Element and box listings:
--- start ---
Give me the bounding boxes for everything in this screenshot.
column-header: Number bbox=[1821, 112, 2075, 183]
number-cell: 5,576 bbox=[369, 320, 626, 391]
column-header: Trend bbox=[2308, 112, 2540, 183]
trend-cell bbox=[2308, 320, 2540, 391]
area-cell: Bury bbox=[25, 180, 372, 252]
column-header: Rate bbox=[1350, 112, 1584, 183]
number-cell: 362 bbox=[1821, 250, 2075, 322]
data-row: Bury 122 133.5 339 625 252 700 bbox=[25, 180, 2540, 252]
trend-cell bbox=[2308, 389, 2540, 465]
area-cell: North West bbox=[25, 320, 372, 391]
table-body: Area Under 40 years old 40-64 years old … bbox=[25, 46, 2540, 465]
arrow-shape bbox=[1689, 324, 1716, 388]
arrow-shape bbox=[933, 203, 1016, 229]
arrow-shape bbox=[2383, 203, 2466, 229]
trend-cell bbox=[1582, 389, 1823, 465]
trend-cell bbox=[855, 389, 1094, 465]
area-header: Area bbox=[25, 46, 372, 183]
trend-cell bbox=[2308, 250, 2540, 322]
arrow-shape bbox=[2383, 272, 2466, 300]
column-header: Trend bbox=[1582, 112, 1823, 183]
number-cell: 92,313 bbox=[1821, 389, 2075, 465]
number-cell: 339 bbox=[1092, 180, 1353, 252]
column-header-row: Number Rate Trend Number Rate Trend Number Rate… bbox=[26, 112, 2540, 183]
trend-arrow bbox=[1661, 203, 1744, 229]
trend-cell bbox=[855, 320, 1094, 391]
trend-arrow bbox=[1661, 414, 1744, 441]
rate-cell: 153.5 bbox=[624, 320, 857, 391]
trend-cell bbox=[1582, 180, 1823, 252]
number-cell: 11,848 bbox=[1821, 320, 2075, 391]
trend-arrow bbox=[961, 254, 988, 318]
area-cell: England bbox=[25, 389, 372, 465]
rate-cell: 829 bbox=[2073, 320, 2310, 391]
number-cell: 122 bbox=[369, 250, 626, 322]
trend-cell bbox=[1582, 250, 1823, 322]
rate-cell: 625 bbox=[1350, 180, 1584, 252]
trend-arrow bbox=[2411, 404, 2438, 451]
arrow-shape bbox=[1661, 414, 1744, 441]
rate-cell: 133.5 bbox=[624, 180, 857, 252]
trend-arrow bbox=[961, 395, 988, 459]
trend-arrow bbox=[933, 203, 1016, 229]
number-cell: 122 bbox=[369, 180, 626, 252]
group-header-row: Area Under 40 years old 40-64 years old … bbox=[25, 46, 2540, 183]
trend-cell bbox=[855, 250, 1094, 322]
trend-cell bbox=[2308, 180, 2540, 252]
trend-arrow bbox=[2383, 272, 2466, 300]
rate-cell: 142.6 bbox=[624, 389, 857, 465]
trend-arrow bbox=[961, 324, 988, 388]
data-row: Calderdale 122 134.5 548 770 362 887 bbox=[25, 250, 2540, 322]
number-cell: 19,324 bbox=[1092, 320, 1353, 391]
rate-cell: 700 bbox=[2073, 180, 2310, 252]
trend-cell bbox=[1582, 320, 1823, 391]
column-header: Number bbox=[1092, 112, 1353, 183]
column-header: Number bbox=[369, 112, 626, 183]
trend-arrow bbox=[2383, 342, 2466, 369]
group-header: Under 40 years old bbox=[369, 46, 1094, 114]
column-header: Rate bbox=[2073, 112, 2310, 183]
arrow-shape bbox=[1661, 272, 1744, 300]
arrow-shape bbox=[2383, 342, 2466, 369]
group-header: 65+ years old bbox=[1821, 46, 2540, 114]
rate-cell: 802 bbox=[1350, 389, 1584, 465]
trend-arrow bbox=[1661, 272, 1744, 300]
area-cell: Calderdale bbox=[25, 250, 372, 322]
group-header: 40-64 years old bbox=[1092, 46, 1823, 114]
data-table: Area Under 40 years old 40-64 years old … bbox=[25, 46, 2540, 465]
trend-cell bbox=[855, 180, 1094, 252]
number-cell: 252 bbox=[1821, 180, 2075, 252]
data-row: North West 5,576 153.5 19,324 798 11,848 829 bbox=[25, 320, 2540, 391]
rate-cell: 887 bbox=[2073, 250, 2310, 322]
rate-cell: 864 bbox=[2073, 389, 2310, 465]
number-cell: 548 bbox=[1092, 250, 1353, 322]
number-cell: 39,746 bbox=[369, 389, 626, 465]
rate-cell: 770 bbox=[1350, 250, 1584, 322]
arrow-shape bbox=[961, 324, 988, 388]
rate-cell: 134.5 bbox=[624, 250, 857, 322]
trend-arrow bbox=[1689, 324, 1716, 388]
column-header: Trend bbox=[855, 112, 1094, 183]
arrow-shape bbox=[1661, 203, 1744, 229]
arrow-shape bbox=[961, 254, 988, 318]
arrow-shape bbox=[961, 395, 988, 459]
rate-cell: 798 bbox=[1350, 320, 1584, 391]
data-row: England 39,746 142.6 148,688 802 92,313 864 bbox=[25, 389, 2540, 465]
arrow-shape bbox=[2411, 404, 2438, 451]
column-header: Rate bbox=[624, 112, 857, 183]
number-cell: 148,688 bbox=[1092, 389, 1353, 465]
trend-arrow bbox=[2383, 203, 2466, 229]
--- end ---
Brief: Print out the data from its beginning through the line containing "trend-cell bbox=[2308, 180, 2540, 252]", including both the first line and that line.

Exercise response:
Give me the bounding boxes for everything in this screenshot.
column-header: Number bbox=[1821, 112, 2075, 183]
number-cell: 5,576 bbox=[369, 320, 626, 391]
column-header: Trend bbox=[2308, 112, 2540, 183]
trend-cell bbox=[2308, 320, 2540, 391]
area-cell: Bury bbox=[25, 180, 372, 252]
column-header: Rate bbox=[1350, 112, 1584, 183]
number-cell: 362 bbox=[1821, 250, 2075, 322]
data-row: Bury 122 133.5 339 625 252 700 bbox=[25, 180, 2540, 252]
trend-cell bbox=[2308, 389, 2540, 465]
area-cell: North West bbox=[25, 320, 372, 391]
table-body: Area Under 40 years old 40-64 years old … bbox=[25, 46, 2540, 465]
arrow-shape bbox=[1689, 324, 1716, 388]
arrow-shape bbox=[933, 203, 1016, 229]
arrow-shape bbox=[2383, 203, 2466, 229]
trend-cell bbox=[1582, 389, 1823, 465]
trend-cell bbox=[855, 389, 1094, 465]
area-header: Area bbox=[25, 46, 372, 183]
trend-cell bbox=[2308, 250, 2540, 322]
arrow-shape bbox=[2383, 272, 2466, 300]
column-header: Trend bbox=[1582, 112, 1823, 183]
number-cell: 92,313 bbox=[1821, 389, 2075, 465]
number-cell: 339 bbox=[1092, 180, 1353, 252]
column-header-row: Number Rate Trend Number Rate Trend Number Rate… bbox=[26, 112, 2540, 183]
trend-arrow bbox=[1661, 203, 1744, 229]
trend-cell bbox=[855, 320, 1094, 391]
trend-arrow bbox=[1661, 414, 1744, 441]
rate-cell: 153.5 bbox=[624, 320, 857, 391]
trend-cell bbox=[1582, 180, 1823, 252]
number-cell: 11,848 bbox=[1821, 320, 2075, 391]
trend-arrow bbox=[961, 254, 988, 318]
area-cell: England bbox=[25, 389, 372, 465]
rate-cell: 829 bbox=[2073, 320, 2310, 391]
number-cell: 122 bbox=[369, 250, 626, 322]
trend-cell bbox=[1582, 250, 1823, 322]
rate-cell: 625 bbox=[1350, 180, 1584, 252]
trend-arrow bbox=[2411, 404, 2438, 451]
arrow-shape bbox=[1661, 414, 1744, 441]
rate-cell: 133.5 bbox=[624, 180, 857, 252]
trend-arrow bbox=[961, 395, 988, 459]
trend-arrow bbox=[933, 203, 1016, 229]
number-cell: 122 bbox=[369, 180, 626, 252]
group-header-row: Area Under 40 years old 40-64 years old … bbox=[25, 46, 2540, 183]
trend-cell bbox=[855, 250, 1094, 322]
trend-cell bbox=[2308, 180, 2540, 252]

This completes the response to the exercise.